## [WHAT IS ASKED]
Using the listing below, select the lines with the word "Forecasted" and copy them.

## [EXCERPTED DATA]
Begin
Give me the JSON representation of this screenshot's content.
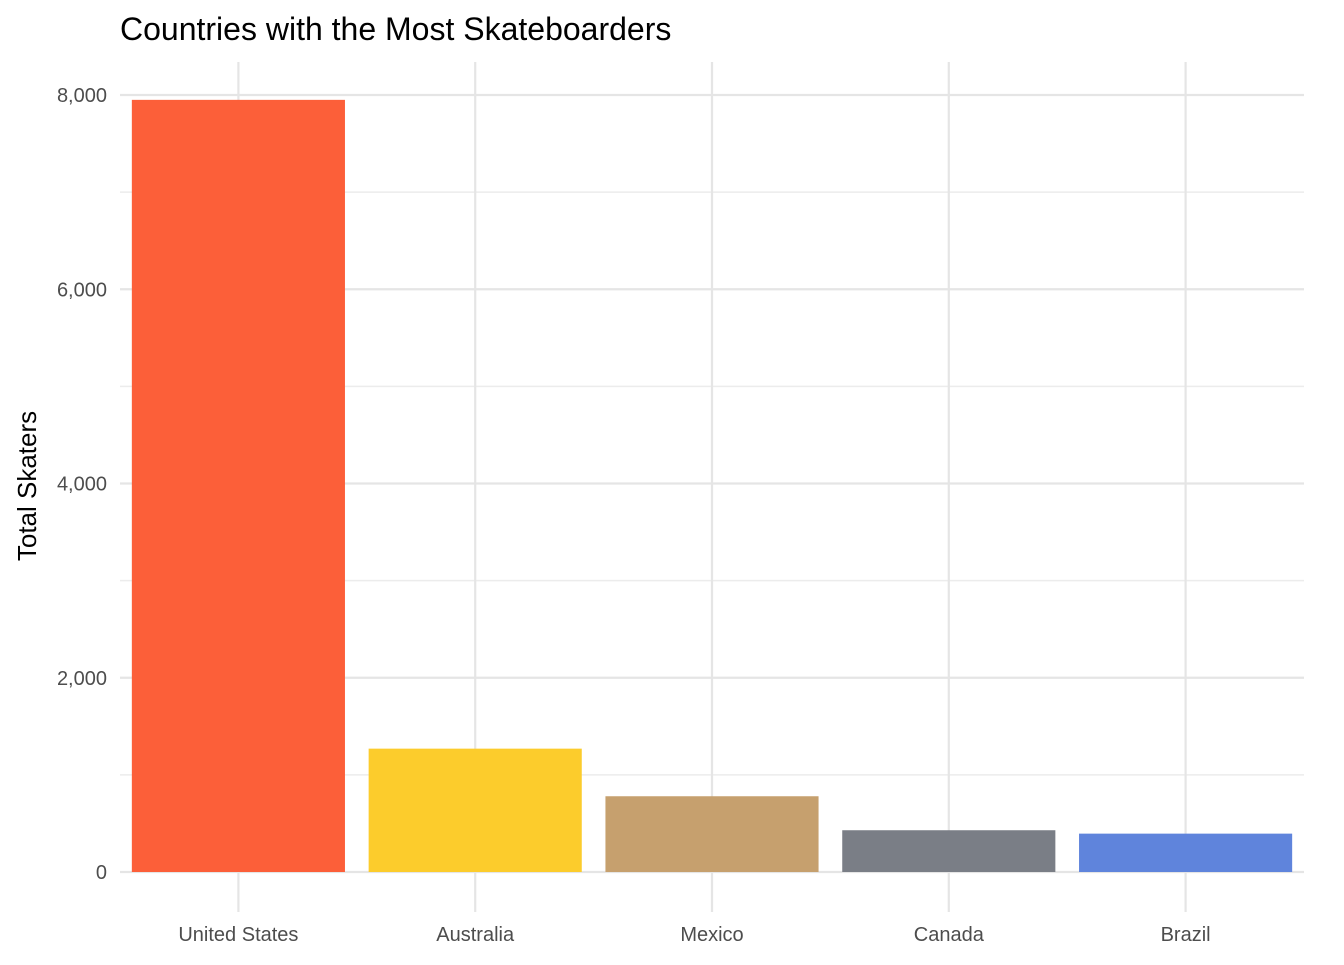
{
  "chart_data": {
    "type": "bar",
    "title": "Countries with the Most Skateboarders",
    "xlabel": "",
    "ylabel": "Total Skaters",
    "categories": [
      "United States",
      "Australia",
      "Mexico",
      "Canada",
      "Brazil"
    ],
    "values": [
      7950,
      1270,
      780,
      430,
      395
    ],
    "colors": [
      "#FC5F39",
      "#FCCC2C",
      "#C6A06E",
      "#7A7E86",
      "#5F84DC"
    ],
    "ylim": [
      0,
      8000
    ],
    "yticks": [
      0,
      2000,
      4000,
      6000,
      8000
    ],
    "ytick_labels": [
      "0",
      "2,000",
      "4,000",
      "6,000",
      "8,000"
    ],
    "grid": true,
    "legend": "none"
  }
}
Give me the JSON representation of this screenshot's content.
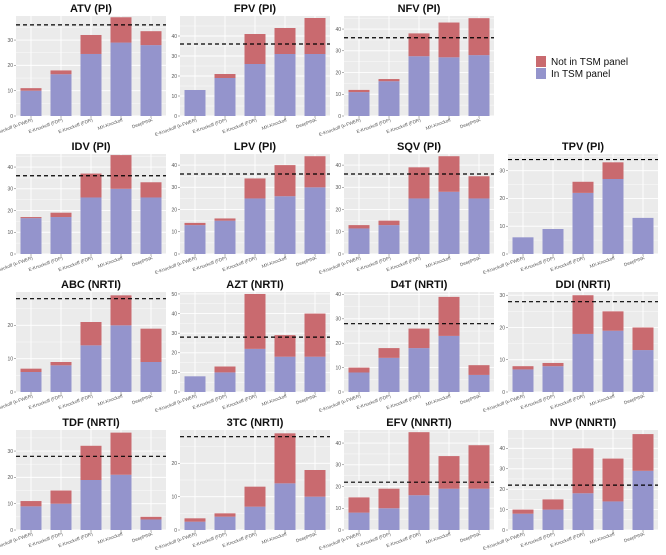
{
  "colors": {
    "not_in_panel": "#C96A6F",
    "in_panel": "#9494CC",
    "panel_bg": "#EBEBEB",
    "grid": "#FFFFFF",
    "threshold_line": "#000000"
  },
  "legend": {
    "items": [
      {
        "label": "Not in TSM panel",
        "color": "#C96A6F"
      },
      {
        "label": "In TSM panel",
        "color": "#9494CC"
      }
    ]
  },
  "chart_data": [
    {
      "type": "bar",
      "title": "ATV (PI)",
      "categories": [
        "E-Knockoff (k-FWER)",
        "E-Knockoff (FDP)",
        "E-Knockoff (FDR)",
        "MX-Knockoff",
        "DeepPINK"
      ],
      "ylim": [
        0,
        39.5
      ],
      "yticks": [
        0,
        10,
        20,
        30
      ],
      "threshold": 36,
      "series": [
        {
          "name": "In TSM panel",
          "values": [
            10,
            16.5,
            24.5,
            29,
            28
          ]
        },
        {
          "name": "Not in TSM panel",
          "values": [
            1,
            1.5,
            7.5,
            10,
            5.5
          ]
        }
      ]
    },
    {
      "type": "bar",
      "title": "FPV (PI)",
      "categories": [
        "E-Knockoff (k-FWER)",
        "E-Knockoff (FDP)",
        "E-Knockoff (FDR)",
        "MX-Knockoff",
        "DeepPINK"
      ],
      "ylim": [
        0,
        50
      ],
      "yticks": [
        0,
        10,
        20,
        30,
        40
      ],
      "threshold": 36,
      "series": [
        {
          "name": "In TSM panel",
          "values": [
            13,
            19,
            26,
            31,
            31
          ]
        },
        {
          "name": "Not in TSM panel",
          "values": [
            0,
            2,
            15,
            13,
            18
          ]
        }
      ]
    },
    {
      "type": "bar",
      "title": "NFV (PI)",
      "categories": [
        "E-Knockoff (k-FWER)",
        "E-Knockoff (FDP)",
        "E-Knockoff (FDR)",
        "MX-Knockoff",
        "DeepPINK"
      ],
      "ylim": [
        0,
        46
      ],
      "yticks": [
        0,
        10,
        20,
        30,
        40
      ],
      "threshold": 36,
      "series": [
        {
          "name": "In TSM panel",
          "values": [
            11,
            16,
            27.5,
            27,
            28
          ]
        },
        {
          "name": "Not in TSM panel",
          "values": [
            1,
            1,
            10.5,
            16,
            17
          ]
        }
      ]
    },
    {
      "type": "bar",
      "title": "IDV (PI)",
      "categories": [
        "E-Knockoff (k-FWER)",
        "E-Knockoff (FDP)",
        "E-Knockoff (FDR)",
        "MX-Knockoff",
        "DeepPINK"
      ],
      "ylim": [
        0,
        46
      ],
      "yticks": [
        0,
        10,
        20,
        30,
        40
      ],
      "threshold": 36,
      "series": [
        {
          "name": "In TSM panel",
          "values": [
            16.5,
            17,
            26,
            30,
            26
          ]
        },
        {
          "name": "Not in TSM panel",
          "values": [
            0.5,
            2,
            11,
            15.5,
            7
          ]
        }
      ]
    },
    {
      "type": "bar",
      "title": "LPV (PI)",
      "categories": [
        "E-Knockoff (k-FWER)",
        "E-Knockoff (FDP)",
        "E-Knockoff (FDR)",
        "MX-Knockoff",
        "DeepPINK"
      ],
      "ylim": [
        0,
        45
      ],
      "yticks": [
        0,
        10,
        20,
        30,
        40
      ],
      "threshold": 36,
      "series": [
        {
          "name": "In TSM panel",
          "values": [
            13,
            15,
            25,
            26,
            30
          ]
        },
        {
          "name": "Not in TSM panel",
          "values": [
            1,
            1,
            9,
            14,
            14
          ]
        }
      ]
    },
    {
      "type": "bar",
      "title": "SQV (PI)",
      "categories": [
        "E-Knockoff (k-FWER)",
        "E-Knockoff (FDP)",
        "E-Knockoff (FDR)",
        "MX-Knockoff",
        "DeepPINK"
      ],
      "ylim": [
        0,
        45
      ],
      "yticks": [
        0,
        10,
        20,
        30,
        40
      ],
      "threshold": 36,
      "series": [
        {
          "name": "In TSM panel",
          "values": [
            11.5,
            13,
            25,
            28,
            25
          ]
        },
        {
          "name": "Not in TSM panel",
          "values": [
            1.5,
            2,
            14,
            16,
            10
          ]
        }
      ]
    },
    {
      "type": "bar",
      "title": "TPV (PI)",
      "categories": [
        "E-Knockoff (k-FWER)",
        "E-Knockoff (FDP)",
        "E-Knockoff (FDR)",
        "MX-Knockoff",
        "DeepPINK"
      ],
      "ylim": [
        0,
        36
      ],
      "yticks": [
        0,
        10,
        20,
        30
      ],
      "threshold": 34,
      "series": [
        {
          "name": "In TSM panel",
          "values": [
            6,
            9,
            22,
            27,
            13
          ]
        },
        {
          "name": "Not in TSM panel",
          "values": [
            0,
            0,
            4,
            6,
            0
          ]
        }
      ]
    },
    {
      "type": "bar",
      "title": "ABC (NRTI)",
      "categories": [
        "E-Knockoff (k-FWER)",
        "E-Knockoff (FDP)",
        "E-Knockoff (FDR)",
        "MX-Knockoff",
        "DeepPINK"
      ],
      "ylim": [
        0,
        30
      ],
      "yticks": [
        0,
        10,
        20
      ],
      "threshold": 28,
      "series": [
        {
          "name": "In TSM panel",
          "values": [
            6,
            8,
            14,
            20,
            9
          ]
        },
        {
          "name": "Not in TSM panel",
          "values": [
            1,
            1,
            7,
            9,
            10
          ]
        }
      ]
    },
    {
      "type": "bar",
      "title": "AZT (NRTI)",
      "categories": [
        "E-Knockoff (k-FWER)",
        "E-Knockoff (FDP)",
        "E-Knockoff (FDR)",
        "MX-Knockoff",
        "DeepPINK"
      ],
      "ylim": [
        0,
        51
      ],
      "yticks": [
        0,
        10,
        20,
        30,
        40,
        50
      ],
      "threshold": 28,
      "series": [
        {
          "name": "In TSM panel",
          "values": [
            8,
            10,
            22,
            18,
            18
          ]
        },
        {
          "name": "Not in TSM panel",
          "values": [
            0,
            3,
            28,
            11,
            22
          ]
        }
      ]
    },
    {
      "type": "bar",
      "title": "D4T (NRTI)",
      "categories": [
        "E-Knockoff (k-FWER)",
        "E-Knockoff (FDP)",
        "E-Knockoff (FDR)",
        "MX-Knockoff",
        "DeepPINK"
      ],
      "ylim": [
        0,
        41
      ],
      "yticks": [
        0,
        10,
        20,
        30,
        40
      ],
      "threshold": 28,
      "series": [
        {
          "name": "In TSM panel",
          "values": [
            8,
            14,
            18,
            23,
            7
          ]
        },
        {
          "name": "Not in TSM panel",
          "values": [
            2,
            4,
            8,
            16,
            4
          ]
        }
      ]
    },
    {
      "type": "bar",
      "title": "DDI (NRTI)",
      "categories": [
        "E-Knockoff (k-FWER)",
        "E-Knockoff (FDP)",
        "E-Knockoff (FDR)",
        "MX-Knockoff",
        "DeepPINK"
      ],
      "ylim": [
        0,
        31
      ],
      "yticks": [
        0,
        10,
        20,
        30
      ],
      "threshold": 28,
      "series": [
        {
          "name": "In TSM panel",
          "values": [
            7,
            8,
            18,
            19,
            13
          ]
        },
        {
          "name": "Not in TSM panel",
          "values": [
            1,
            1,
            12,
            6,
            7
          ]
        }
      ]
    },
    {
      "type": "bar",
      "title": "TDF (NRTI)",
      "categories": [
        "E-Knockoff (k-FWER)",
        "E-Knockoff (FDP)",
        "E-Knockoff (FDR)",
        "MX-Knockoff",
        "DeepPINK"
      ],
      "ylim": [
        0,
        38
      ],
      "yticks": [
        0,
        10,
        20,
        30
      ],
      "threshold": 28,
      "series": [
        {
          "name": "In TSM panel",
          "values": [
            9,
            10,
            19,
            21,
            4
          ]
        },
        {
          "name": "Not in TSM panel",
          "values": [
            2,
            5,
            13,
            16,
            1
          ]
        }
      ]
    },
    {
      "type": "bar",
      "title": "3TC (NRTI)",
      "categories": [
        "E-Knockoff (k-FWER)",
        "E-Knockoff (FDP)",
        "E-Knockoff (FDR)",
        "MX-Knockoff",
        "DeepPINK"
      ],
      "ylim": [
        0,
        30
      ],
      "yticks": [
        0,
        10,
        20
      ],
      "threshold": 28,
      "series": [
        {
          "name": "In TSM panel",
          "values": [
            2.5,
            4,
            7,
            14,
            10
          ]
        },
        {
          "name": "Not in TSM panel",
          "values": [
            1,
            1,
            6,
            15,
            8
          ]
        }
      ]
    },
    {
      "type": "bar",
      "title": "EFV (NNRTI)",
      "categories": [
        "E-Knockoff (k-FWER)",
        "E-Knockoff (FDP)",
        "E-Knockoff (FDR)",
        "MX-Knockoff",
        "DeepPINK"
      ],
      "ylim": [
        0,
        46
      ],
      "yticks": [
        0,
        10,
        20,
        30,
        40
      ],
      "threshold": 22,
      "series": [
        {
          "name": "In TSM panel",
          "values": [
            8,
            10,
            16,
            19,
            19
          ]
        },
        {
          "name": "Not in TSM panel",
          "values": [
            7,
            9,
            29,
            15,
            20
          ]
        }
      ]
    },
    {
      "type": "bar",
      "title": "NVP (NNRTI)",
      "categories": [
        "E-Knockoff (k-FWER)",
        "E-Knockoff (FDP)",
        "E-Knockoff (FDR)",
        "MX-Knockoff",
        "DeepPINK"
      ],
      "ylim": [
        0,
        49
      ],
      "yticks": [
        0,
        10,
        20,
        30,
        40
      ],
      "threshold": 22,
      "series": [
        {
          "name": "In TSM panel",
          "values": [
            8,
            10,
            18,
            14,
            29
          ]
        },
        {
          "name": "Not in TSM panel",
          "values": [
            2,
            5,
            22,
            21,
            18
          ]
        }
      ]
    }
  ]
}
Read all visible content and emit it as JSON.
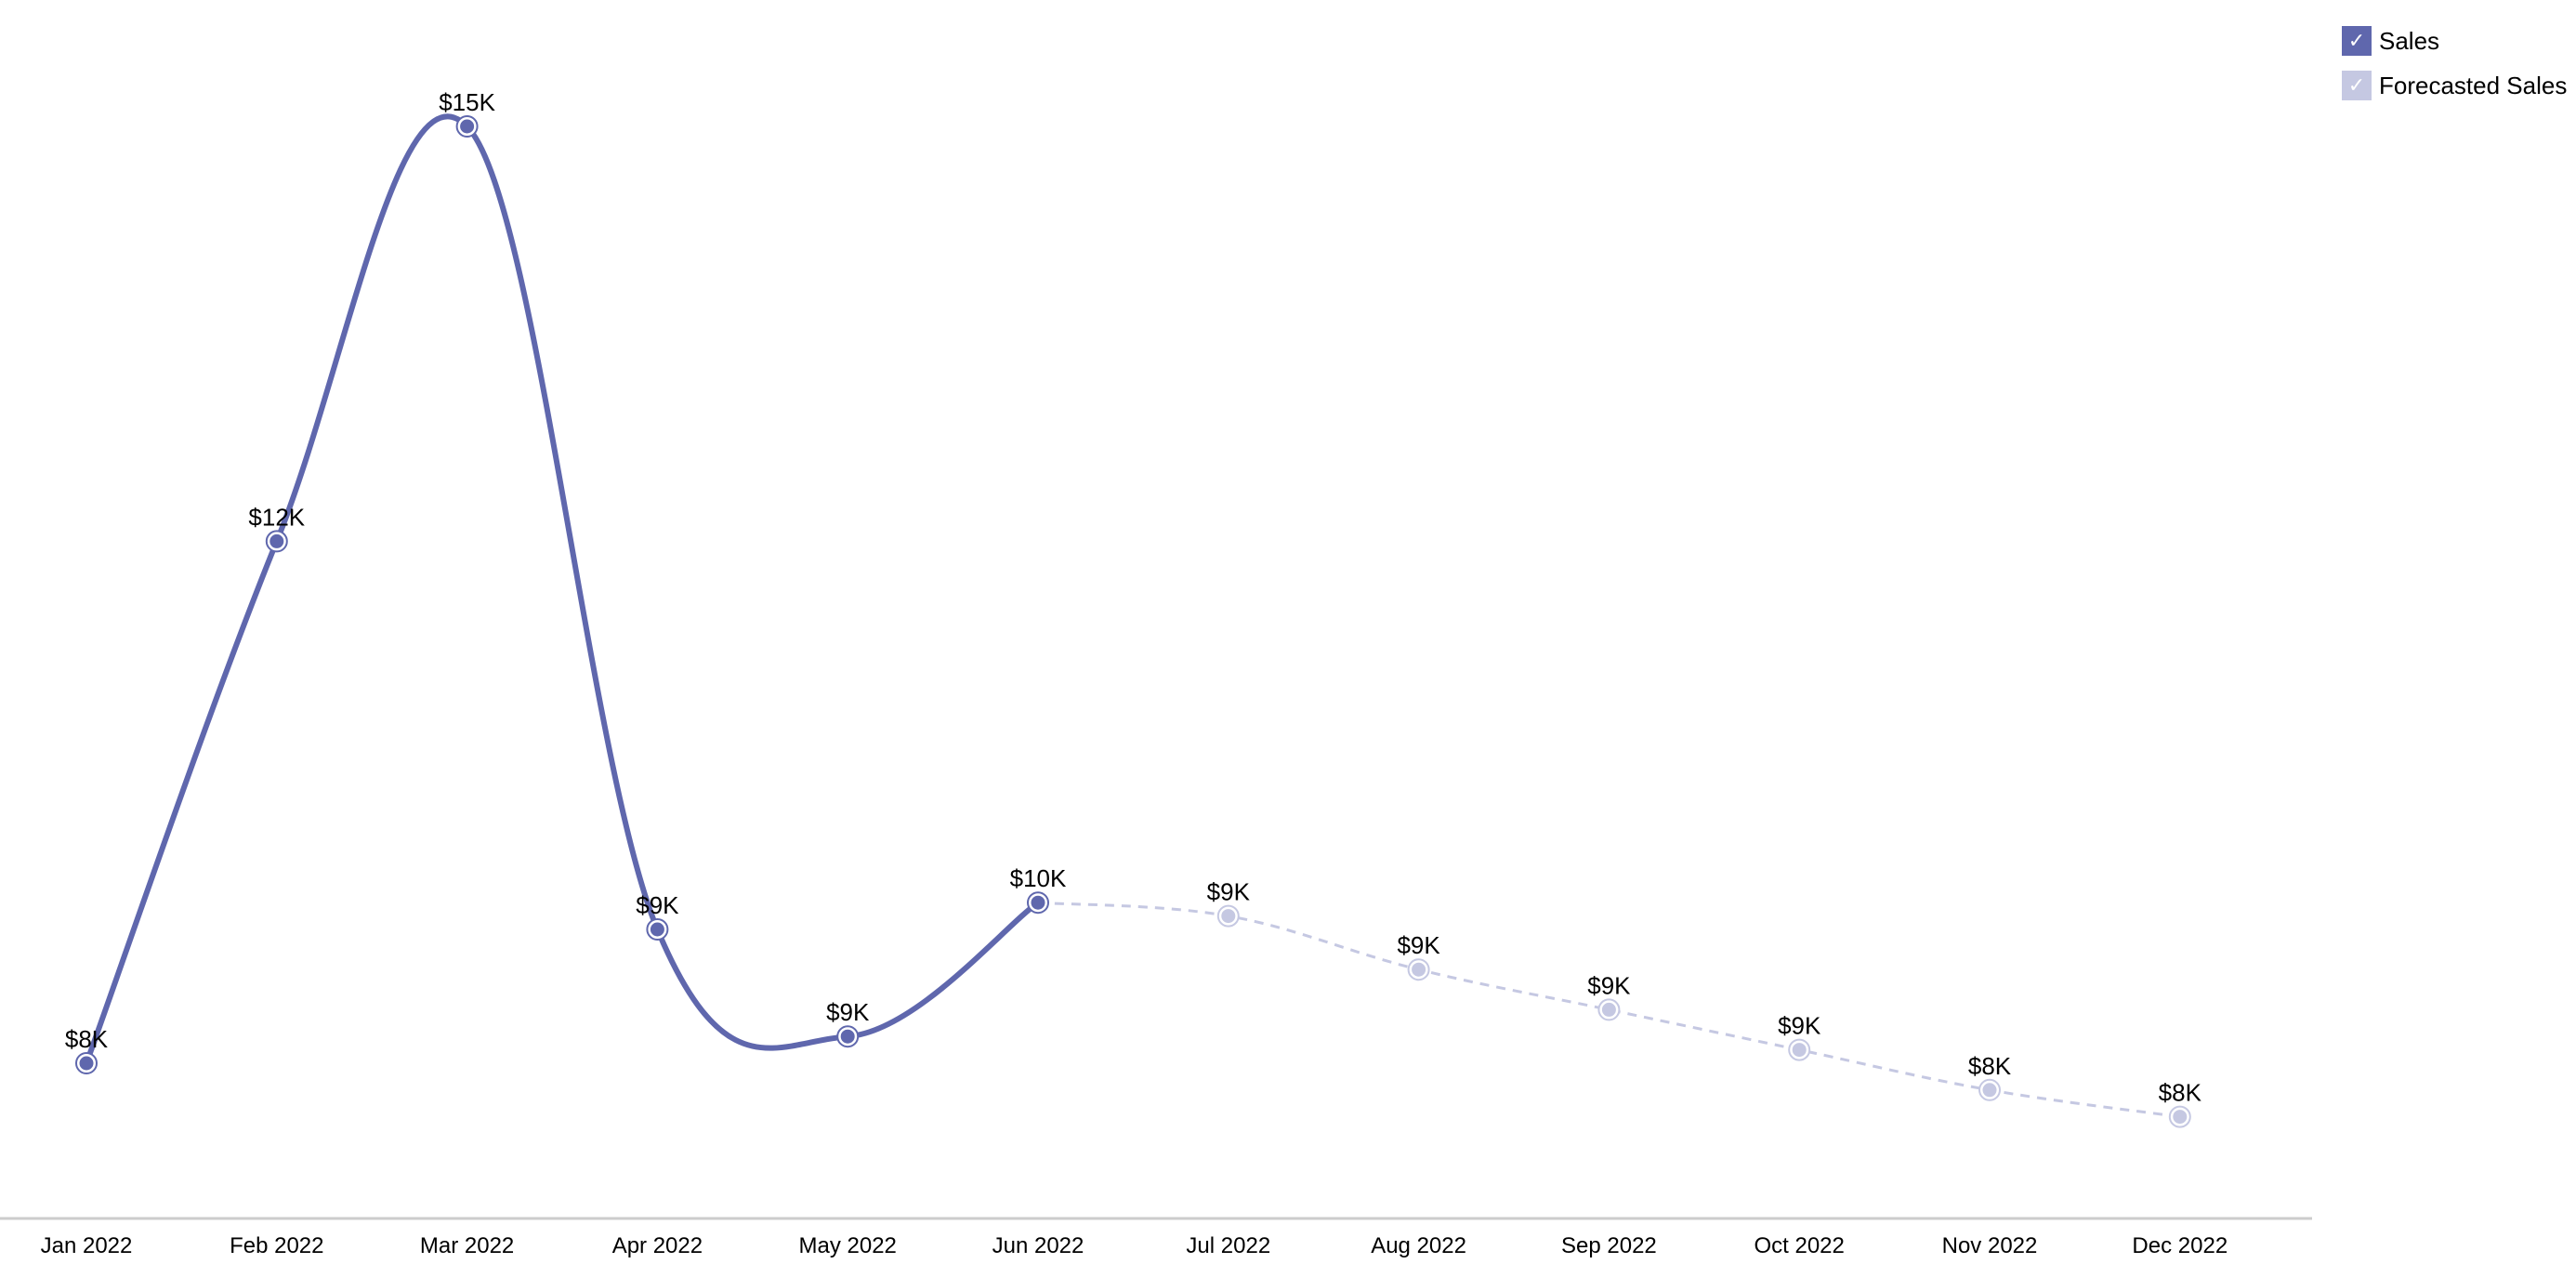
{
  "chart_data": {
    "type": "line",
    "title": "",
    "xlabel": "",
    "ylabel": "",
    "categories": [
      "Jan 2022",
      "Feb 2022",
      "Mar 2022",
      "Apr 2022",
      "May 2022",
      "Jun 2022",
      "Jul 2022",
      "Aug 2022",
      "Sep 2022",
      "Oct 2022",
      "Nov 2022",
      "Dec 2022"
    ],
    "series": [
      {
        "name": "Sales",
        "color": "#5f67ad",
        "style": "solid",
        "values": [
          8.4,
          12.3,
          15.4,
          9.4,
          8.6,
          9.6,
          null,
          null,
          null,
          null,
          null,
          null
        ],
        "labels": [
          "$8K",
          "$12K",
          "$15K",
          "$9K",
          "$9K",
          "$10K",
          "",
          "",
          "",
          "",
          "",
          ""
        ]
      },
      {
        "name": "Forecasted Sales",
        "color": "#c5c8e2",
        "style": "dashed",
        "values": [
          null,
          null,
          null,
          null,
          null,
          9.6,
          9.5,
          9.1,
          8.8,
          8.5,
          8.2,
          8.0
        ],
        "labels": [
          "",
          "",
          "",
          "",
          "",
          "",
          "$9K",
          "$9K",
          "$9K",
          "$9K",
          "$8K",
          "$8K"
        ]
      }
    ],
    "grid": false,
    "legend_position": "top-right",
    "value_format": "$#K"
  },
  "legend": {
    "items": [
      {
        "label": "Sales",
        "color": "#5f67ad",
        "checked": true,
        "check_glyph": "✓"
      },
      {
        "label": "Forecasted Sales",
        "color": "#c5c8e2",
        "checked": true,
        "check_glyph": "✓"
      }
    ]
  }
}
End
## [FINISHED EXERCISE]
        "name": "Forecasted Sales",
        "label": "Forecasted Sales",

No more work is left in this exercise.